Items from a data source
=== Begin Enclosure ===

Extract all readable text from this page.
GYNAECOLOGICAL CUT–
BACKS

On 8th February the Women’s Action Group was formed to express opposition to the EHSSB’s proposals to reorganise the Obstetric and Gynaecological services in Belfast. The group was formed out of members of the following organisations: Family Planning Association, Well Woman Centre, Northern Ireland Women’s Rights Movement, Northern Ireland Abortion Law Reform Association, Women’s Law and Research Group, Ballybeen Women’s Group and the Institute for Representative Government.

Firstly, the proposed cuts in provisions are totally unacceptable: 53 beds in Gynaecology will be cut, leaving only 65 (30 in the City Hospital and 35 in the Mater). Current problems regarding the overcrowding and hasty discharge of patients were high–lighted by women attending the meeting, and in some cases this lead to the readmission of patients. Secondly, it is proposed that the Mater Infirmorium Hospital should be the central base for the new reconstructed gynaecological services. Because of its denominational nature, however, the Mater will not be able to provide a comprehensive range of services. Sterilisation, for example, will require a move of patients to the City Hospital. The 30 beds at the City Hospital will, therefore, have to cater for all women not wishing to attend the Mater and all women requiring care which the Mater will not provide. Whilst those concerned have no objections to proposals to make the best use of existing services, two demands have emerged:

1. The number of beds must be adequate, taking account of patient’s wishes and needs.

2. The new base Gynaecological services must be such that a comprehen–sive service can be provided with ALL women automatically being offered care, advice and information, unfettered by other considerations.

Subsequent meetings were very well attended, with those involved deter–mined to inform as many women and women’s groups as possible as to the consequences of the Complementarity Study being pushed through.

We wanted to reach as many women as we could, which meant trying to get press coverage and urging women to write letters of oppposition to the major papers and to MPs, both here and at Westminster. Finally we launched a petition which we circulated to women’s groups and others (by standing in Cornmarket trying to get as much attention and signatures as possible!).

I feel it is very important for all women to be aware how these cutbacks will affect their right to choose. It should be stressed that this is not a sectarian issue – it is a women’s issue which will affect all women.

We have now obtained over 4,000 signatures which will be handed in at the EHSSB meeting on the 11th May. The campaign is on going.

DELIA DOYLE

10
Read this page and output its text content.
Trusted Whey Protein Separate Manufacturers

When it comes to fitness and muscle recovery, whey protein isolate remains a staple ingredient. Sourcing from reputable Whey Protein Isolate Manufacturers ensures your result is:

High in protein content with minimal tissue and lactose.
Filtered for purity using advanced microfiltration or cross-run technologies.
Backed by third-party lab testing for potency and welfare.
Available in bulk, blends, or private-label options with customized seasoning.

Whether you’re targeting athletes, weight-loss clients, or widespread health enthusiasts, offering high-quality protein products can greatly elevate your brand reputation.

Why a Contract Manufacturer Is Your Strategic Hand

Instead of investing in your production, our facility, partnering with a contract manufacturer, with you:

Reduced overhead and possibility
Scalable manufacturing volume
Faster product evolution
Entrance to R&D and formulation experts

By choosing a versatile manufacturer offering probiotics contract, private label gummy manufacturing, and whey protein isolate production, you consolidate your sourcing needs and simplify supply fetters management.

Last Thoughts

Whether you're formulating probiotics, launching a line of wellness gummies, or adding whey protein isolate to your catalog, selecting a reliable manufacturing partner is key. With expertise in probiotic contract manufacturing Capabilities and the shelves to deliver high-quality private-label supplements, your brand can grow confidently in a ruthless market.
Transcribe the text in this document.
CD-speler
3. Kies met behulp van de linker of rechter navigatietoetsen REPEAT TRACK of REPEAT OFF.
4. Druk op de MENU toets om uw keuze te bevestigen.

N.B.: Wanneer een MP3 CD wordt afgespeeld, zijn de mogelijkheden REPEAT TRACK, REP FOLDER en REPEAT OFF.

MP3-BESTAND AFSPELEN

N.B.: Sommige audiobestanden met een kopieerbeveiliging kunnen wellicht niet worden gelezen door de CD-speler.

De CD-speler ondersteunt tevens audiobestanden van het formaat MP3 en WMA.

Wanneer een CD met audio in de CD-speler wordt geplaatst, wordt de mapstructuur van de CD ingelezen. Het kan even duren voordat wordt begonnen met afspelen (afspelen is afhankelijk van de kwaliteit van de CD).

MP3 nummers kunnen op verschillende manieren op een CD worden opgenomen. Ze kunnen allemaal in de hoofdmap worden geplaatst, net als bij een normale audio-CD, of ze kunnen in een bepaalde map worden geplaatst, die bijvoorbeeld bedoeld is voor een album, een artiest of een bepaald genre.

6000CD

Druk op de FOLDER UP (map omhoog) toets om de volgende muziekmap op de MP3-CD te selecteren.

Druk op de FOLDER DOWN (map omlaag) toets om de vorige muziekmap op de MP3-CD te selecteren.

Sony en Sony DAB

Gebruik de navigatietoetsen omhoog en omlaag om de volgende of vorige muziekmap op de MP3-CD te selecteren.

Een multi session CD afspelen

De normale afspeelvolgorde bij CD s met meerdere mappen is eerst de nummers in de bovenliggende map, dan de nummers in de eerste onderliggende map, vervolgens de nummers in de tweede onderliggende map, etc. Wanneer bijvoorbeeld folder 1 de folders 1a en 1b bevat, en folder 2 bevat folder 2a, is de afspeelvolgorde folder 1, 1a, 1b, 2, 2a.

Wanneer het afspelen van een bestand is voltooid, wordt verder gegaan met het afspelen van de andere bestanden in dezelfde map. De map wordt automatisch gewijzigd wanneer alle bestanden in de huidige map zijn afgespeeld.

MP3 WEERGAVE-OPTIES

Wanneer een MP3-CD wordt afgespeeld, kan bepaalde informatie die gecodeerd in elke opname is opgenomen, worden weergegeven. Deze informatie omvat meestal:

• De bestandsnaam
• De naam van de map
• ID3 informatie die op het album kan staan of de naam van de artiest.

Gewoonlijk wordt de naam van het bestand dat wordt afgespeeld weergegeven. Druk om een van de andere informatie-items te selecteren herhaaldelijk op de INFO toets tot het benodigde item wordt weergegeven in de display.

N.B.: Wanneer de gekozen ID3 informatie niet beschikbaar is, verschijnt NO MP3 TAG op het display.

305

=== End Enclosure ===

TASK INSTRUCTIONS:
Within the entries above, find the string "must" and return each line that holds it.

RESPONSE BELOW:
1. The number of beds must be adequate, taking account of patient’s wishes and needs.
2. The new base Gynaecological services must be such that a comprehen–sive service can be provided with ALL women automatically being offered care, advice and information, unfettered by other considerations.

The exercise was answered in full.